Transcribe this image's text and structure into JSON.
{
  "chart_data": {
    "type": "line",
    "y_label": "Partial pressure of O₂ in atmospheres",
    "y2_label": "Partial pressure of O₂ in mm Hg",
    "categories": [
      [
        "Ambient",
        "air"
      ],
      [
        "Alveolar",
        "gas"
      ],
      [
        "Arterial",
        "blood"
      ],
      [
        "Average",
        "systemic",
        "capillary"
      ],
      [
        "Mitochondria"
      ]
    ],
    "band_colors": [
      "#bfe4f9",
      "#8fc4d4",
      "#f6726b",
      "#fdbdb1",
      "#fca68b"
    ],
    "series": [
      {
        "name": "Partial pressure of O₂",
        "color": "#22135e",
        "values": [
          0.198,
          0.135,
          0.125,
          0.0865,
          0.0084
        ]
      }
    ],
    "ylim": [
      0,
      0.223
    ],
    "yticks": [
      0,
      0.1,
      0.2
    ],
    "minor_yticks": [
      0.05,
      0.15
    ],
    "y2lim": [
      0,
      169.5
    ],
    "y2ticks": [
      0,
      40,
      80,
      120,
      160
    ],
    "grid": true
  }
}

=== What the task requires ===
Lines containing the string "Partial" are to be selected and copied.

=== Exercise solution ===
    "y_label": "Partial pressure of O₂ in atmospheres",
    "y2_label": "Partial pressure of O₂ in mm Hg",
        "name": "Partial pressure of O₂",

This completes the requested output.